** START Dataset extract **
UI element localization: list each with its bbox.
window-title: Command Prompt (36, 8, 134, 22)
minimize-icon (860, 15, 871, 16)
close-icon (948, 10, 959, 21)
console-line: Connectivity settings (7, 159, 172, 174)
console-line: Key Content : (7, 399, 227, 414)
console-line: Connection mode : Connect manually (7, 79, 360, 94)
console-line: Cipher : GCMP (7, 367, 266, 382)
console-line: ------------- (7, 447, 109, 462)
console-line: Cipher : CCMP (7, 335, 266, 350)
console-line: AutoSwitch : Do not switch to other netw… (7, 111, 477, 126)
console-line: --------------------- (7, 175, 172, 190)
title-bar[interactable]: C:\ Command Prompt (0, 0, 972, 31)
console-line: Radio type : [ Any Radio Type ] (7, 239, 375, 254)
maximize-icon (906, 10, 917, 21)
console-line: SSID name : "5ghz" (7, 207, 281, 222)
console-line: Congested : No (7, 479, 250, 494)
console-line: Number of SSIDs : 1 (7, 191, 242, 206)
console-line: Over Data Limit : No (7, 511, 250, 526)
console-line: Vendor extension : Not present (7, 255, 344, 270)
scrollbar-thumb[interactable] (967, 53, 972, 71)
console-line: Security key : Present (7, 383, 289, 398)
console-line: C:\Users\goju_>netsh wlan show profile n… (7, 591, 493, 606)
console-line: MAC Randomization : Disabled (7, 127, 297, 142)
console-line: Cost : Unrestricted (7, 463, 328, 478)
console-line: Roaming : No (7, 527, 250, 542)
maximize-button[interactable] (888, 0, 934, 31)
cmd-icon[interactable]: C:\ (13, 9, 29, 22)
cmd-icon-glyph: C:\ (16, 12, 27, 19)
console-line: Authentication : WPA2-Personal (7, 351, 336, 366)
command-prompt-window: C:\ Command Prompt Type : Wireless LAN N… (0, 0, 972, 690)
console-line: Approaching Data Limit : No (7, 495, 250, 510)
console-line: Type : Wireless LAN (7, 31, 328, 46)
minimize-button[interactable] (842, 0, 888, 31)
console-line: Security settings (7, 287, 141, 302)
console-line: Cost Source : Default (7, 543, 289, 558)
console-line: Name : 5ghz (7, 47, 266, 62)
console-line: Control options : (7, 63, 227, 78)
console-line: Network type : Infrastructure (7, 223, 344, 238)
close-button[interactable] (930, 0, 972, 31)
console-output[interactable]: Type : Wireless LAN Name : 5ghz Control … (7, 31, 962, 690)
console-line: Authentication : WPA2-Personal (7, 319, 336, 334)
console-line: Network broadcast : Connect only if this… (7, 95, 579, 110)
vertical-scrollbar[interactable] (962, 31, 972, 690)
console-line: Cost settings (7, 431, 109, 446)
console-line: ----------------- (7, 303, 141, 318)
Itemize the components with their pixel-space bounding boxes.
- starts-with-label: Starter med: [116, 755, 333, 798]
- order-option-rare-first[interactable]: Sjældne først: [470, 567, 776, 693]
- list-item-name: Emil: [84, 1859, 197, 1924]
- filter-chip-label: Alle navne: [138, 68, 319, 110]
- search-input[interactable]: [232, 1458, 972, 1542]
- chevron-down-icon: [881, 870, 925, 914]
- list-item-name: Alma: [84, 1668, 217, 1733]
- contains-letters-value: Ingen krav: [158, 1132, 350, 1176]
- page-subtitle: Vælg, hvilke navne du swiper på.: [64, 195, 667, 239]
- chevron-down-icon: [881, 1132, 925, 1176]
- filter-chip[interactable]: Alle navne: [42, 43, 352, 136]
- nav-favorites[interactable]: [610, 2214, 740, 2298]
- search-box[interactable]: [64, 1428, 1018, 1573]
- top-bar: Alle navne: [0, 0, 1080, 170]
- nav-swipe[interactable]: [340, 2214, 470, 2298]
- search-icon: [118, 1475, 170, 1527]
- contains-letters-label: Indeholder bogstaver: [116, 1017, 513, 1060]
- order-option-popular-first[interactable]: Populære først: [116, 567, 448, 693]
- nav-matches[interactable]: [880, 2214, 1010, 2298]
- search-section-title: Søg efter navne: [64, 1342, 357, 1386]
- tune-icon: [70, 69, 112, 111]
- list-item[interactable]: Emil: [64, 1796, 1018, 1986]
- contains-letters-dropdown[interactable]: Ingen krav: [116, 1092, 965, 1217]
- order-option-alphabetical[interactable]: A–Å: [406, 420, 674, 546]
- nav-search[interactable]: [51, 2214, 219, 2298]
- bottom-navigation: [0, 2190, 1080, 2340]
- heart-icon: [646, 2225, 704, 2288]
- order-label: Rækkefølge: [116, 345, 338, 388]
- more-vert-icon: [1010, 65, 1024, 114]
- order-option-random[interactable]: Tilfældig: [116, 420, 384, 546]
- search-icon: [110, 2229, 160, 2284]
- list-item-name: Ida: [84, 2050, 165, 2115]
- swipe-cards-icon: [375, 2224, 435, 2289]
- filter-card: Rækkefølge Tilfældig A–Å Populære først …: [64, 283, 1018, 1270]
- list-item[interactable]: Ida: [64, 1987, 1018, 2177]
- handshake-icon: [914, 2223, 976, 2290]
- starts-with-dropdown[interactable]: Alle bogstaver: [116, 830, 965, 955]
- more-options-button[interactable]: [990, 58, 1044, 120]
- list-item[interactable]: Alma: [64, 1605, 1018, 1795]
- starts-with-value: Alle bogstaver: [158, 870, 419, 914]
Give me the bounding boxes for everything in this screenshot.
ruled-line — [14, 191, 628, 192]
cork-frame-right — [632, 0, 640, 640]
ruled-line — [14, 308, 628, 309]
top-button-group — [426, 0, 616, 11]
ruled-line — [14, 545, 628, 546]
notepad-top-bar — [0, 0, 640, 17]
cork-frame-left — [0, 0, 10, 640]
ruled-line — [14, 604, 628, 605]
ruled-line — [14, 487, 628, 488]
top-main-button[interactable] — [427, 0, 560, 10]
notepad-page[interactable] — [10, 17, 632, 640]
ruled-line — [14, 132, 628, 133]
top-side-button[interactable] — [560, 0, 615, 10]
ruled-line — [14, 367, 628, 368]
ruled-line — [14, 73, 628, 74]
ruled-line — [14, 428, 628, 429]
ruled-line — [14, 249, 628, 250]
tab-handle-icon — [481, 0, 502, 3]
** END Dataset extract **
** Aim **
Pull out each line in the records above that contains the word "Cipher".

** The output **
console-line: Cipher : GCMP (7, 367, 266, 382)
console-line: Cipher : CCMP (7, 335, 266, 350)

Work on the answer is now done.